----- Task input

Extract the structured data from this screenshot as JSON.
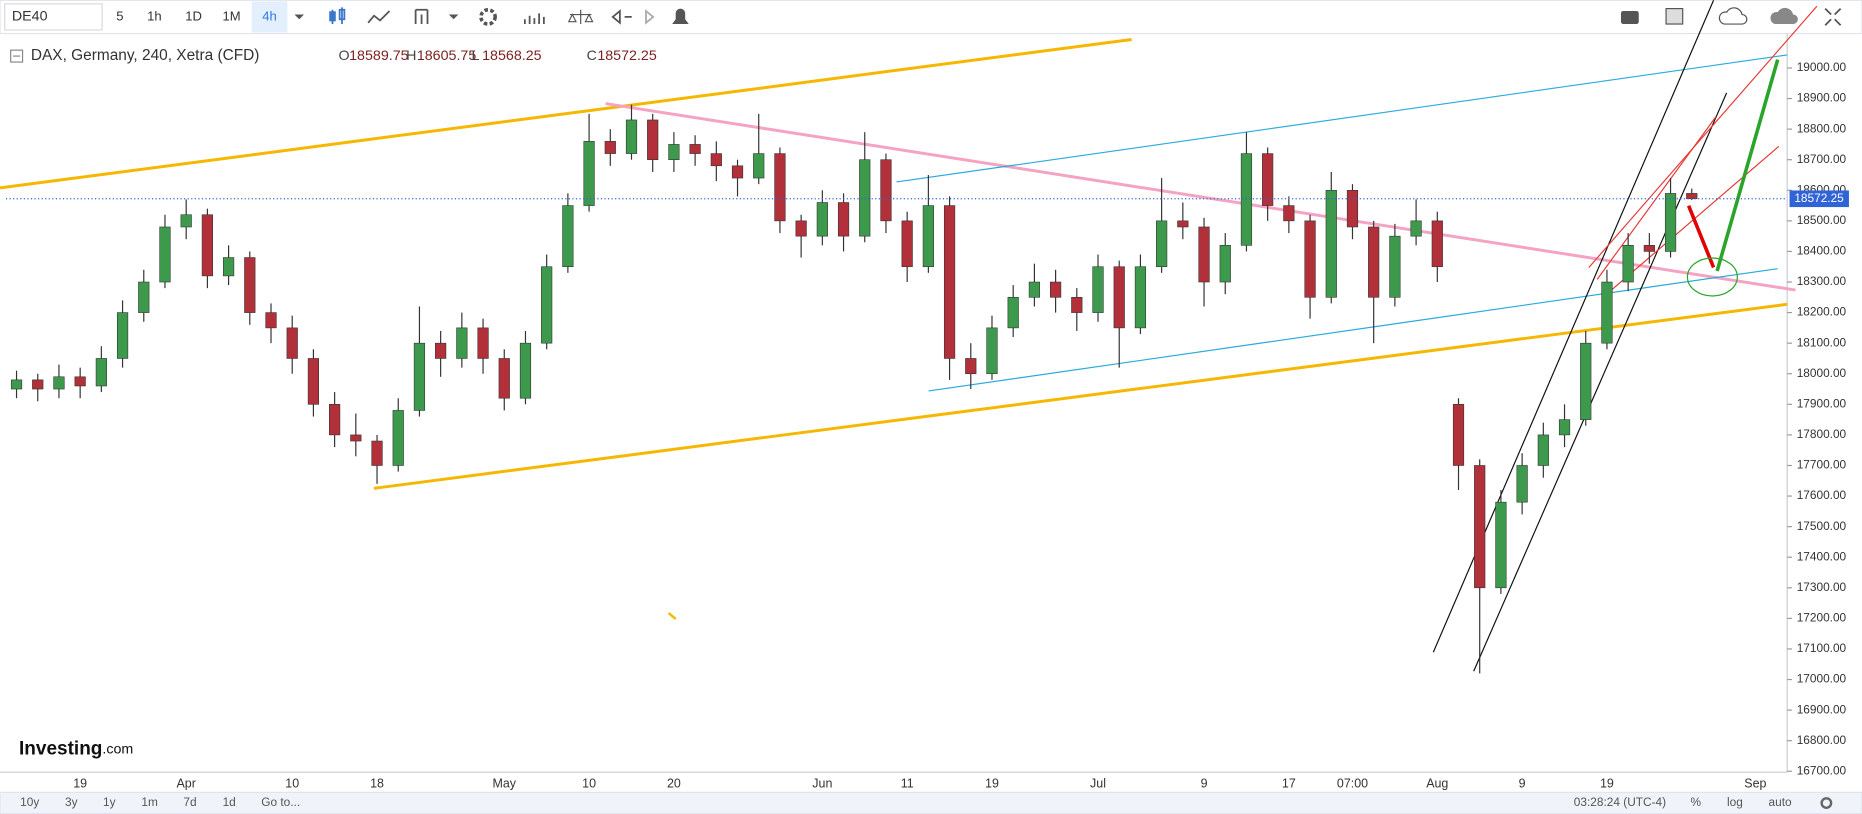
{
  "toolbar": {
    "symbol": "DE40",
    "intervals": [
      "5",
      "1h",
      "1D",
      "1M",
      "4h"
    ],
    "active_interval": 4
  },
  "chart_data": {
    "type": "candlestick",
    "title": "DAX, Germany, 240, Xetra (CFD)",
    "ohlc_labels": [
      "O",
      "H",
      "L",
      "C"
    ],
    "up_color": "#3d9a4c",
    "down_color": "#b1303a",
    "last_price_color": "#2f63d6",
    "categories": [
      null,
      null,
      null,
      "19",
      null,
      null,
      null,
      null,
      "Apr",
      null,
      null,
      null,
      null,
      "10",
      null,
      null,
      null,
      "18",
      null,
      null,
      null,
      null,
      null,
      "May",
      null,
      null,
      null,
      "10",
      null,
      null,
      null,
      "20",
      null,
      null,
      null,
      null,
      null,
      null,
      "Jun",
      null,
      null,
      null,
      "11",
      null,
      null,
      null,
      "19",
      null,
      null,
      null,
      null,
      "Jul",
      null,
      null,
      null,
      null,
      "9",
      null,
      null,
      null,
      "17",
      null,
      null,
      "07:00",
      null,
      null,
      null,
      "Aug",
      null,
      null,
      null,
      "9",
      null,
      null,
      null,
      "19",
      null,
      null,
      null,
      null,
      null,
      null,
      "Sep",
      null
    ],
    "open": [
      17950,
      17980,
      17950,
      17990,
      17960,
      18050,
      18200,
      18300,
      18480,
      18520,
      18320,
      18380,
      18200,
      18150,
      18050,
      17900,
      17800,
      17780,
      17700,
      17880,
      18100,
      18050,
      18150,
      18050,
      17920,
      18100,
      18350,
      18550,
      18760,
      18720,
      18830,
      18700,
      18750,
      18720,
      18680,
      18640,
      18720,
      18500,
      18450,
      18560,
      18450,
      18700,
      18500,
      18350,
      18550,
      18050,
      18000,
      18150,
      18250,
      18300,
      18250,
      18200,
      18350,
      18150,
      18350,
      18500,
      18480,
      18300,
      18420,
      18720,
      18550,
      18500,
      18250,
      18600,
      18480,
      18250,
      18450,
      18500,
      17900,
      17700,
      17300,
      17580,
      17700,
      17800,
      17850,
      18100,
      18300,
      18420,
      18400,
      18589.75,
      null,
      null,
      null,
      null
    ],
    "high": [
      18010,
      18000,
      18030,
      18020,
      18090,
      18240,
      18340,
      18520,
      18570,
      18540,
      18420,
      18400,
      18230,
      18190,
      18080,
      17940,
      17870,
      17800,
      17920,
      18220,
      18140,
      18200,
      18180,
      18080,
      18140,
      18390,
      18590,
      18850,
      18800,
      18880,
      18850,
      18790,
      18780,
      18760,
      18700,
      18850,
      18740,
      18520,
      18600,
      18590,
      18790,
      18720,
      18530,
      18650,
      18580,
      18100,
      18190,
      18290,
      18360,
      18340,
      18280,
      18390,
      18370,
      18390,
      18640,
      18560,
      18510,
      18460,
      18790,
      18740,
      18580,
      18520,
      18660,
      18620,
      18500,
      18490,
      18570,
      18530,
      17920,
      17720,
      17620,
      17740,
      17840,
      17900,
      18140,
      18340,
      18460,
      18460,
      18640,
      18605.75,
      null,
      null,
      null,
      null
    ],
    "low": [
      17920,
      17910,
      17920,
      17920,
      17940,
      18020,
      18170,
      18280,
      18440,
      18280,
      18290,
      18160,
      18100,
      18000,
      17860,
      17760,
      17730,
      17640,
      17680,
      17860,
      17990,
      18020,
      18000,
      17880,
      17900,
      18080,
      18330,
      18530,
      18680,
      18700,
      18660,
      18660,
      18680,
      18630,
      18580,
      18620,
      18460,
      18380,
      18420,
      18400,
      18430,
      18460,
      18300,
      18330,
      17980,
      17950,
      17980,
      18120,
      18220,
      18200,
      18140,
      18170,
      18020,
      18130,
      18330,
      18440,
      18220,
      18260,
      18400,
      18500,
      18460,
      18180,
      18230,
      18440,
      18100,
      18220,
      18420,
      18300,
      17620,
      17020,
      17280,
      17540,
      17660,
      17760,
      17830,
      18080,
      18270,
      18360,
      18380,
      18568.25,
      null,
      null,
      null,
      null
    ],
    "close": [
      17980,
      17950,
      17990,
      17960,
      18050,
      18200,
      18300,
      18480,
      18520,
      18320,
      18380,
      18200,
      18150,
      18050,
      17900,
      17800,
      17780,
      17700,
      17880,
      18100,
      18050,
      18150,
      18050,
      17920,
      18100,
      18350,
      18550,
      18760,
      18720,
      18830,
      18700,
      18750,
      18720,
      18680,
      18640,
      18720,
      18500,
      18450,
      18560,
      18450,
      18700,
      18500,
      18350,
      18550,
      18050,
      18000,
      18150,
      18250,
      18300,
      18250,
      18200,
      18350,
      18150,
      18350,
      18500,
      18480,
      18300,
      18420,
      18720,
      18550,
      18500,
      18250,
      18600,
      18480,
      18250,
      18450,
      18500,
      18350,
      17700,
      17300,
      17580,
      17700,
      17800,
      17850,
      18100,
      18300,
      18420,
      18400,
      18589.75,
      18572.25,
      null,
      null,
      null,
      null
    ],
    "ylim": [
      16700,
      19100
    ],
    "yticks": [
      {
        "value": 16700,
        "label": "16700.00"
      },
      {
        "value": 16800,
        "label": "16800.00"
      },
      {
        "value": 16900,
        "label": "16900.00"
      },
      {
        "value": 17000,
        "label": "17000.00"
      },
      {
        "value": 17100,
        "label": "17100.00"
      },
      {
        "value": 17200,
        "label": "17200.00"
      },
      {
        "value": 17300,
        "label": "17300.00"
      },
      {
        "value": 17400,
        "label": "17400.00"
      },
      {
        "value": 17500,
        "label": "17500.00"
      },
      {
        "value": 17600,
        "label": "17600.00"
      },
      {
        "value": 17700,
        "label": "17700.00"
      },
      {
        "value": 17800,
        "label": "17800.00"
      },
      {
        "value": 17900,
        "label": "17900.00"
      },
      {
        "value": 18000,
        "label": "18000.00"
      },
      {
        "value": 18100,
        "label": "18100.00"
      },
      {
        "value": 18200,
        "label": "18200.00"
      },
      {
        "value": 18300,
        "label": "18300.00"
      },
      {
        "value": 18400,
        "label": "18400.00"
      },
      {
        "value": 18500,
        "label": "18500.00"
      },
      {
        "value": 18600,
        "label": "18600.00"
      },
      {
        "value": 18700,
        "label": "18700.00"
      },
      {
        "value": 18800,
        "label": "18800.00"
      },
      {
        "value": 18900,
        "label": "18900.00"
      },
      {
        "value": 19000,
        "label": "19000.00"
      }
    ],
    "log_scale": false,
    "grid": false
  },
  "logo": {
    "name": "Investing",
    "suffix": ".com"
  },
  "footer": {
    "ranges": [
      "10y",
      "3y",
      "1y",
      "1m",
      "7d",
      "1d"
    ],
    "goto": "Go to...",
    "clock": "03:28:24 (UTC-4)",
    "options": [
      "%",
      "log",
      "auto"
    ]
  }
}
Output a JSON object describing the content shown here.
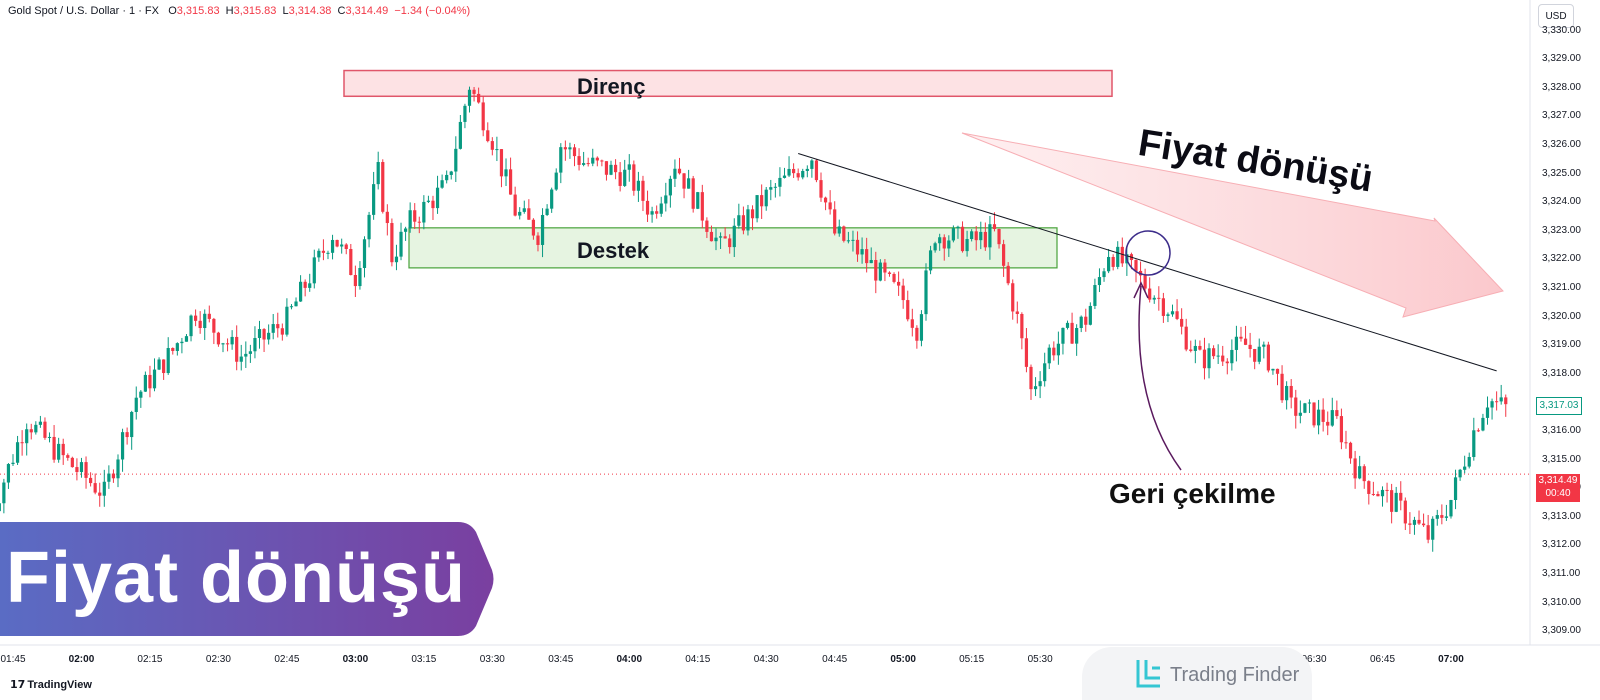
{
  "header": {
    "symbol": "Gold Spot / U.S. Dollar · 1 · FX",
    "open_key": "O",
    "open": "3,315.83",
    "high_key": "H",
    "high": "3,315.83",
    "low_key": "L",
    "low": "3,314.38",
    "close_key": "C",
    "close": "3,314.49",
    "change": "−1.34 (−0.04%)"
  },
  "currency_button": "USD",
  "price_tags": {
    "last_visible": "3,317.03",
    "current_price": "3,314.49",
    "countdown": "00:40"
  },
  "annotations": {
    "resistance": "Direnç",
    "support": "Destek",
    "trend": "Fiyat dönüşü",
    "pullback": "Geri çekilme"
  },
  "banner": {
    "title": "Fiyat dönüşü"
  },
  "branding": {
    "platform": "TradingView",
    "watermark": "Trading Finder"
  },
  "colors": {
    "up": "#089981",
    "down": "#f23645",
    "resistance_fill": "#fde2e4",
    "resistance_border": "#e0566a",
    "support_fill": "#e6f4e1",
    "support_border": "#48a23a",
    "banner_start": "#5a6cc4",
    "banner_end": "#7a3fa0",
    "trend_arrow": "#fbd3d6",
    "pullback_marker": "#3c2c8a"
  },
  "chart_data": {
    "type": "candlestick",
    "title": "Gold Spot / U.S. Dollar · 1 · FX",
    "xlabel": "",
    "ylabel": "",
    "ylim": [
      3308.5,
      3330.3
    ],
    "y_ticks": [
      "3,330.00",
      "3,329.00",
      "3,328.00",
      "3,327.00",
      "3,326.00",
      "3,325.00",
      "3,324.00",
      "3,323.00",
      "3,322.00",
      "3,321.00",
      "3,320.00",
      "3,319.00",
      "3,318.00",
      "3,317.00",
      "3,316.00",
      "3,315.00",
      "3,314.00",
      "3,313.00",
      "3,312.00",
      "3,311.00",
      "3,310.00",
      "3,309.00"
    ],
    "x_ticks": [
      {
        "label": "01:45",
        "bold": false
      },
      {
        "label": "02:00",
        "bold": true
      },
      {
        "label": "02:15",
        "bold": false
      },
      {
        "label": "02:30",
        "bold": false
      },
      {
        "label": "02:45",
        "bold": false
      },
      {
        "label": "03:00",
        "bold": true
      },
      {
        "label": "03:15",
        "bold": false
      },
      {
        "label": "03:30",
        "bold": false
      },
      {
        "label": "03:45",
        "bold": false
      },
      {
        "label": "04:00",
        "bold": true
      },
      {
        "label": "04:15",
        "bold": false
      },
      {
        "label": "04:30",
        "bold": false
      },
      {
        "label": "04:45",
        "bold": false
      },
      {
        "label": "05:00",
        "bold": true
      },
      {
        "label": "05:15",
        "bold": false
      },
      {
        "label": "05:30",
        "bold": false
      },
      {
        "label": "06:30",
        "bold": false
      },
      {
        "label": "06:45",
        "bold": false
      },
      {
        "label": "07:00",
        "bold": true
      }
    ],
    "candle_interval_minutes": 1,
    "time_range": [
      "01:40",
      "07:12"
    ],
    "close_path": [
      [
        "01:40",
        3313.0
      ],
      [
        "01:48",
        3316.4
      ],
      [
        "01:55",
        3315.2
      ],
      [
        "02:05",
        3313.8
      ],
      [
        "02:12",
        3317.2
      ],
      [
        "02:20",
        3318.8
      ],
      [
        "02:25",
        3320.2
      ],
      [
        "02:35",
        3318.6
      ],
      [
        "02:45",
        3319.9
      ],
      [
        "02:55",
        3322.9
      ],
      [
        "03:00",
        3321.4
      ],
      [
        "03:05",
        3325.0
      ],
      [
        "03:08",
        3322.1
      ],
      [
        "03:12",
        3323.3
      ],
      [
        "03:20",
        3324.6
      ],
      [
        "03:25",
        3328.1
      ],
      [
        "03:30",
        3326.2
      ],
      [
        "03:35",
        3323.7
      ],
      [
        "03:40",
        3322.9
      ],
      [
        "03:45",
        3326.0
      ],
      [
        "03:50",
        3325.4
      ],
      [
        "04:00",
        3324.9
      ],
      [
        "04:05",
        3323.6
      ],
      [
        "04:10",
        3325.4
      ],
      [
        "04:20",
        3322.4
      ],
      [
        "04:30",
        3324.2
      ],
      [
        "04:40",
        3325.6
      ],
      [
        "04:45",
        3322.9
      ],
      [
        "04:50",
        3322.3
      ],
      [
        "05:00",
        3320.6
      ],
      [
        "05:03",
        3319.6
      ],
      [
        "05:07",
        3322.9
      ],
      [
        "05:15",
        3322.6
      ],
      [
        "05:20",
        3322.9
      ],
      [
        "05:25",
        3319.9
      ],
      [
        "05:28",
        3317.4
      ],
      [
        "05:32",
        3318.8
      ],
      [
        "05:40",
        3319.9
      ],
      [
        "05:45",
        3322.3
      ],
      [
        "05:50",
        3321.6
      ],
      [
        "05:58",
        3320.3
      ],
      [
        "06:05",
        3318.5
      ],
      [
        "06:15",
        3319.0
      ],
      [
        "06:20",
        3318.5
      ],
      [
        "06:25",
        3316.8
      ],
      [
        "06:35",
        3316.3
      ],
      [
        "06:40",
        3314.4
      ],
      [
        "06:48",
        3313.4
      ],
      [
        "06:55",
        3312.3
      ],
      [
        "07:00",
        3313.6
      ],
      [
        "07:05",
        3316.0
      ],
      [
        "07:08",
        3317.1
      ],
      [
        "07:12",
        3316.8
      ]
    ],
    "levels": {
      "resistance_zone": [
        3327.7,
        3328.6
      ],
      "support_zone": [
        3321.7,
        3323.1
      ],
      "current_price": 3314.49,
      "last_visible_close": 3317.03
    },
    "trendline": [
      [
        "04:37",
        3325.7
      ],
      [
        "07:10",
        3318.1
      ]
    ],
    "legend": "none",
    "grid": false
  }
}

----------

> _What is required_: Count every line in the listing above that holds "Dollar", then report only the count.

> _Answer to the problem_: 2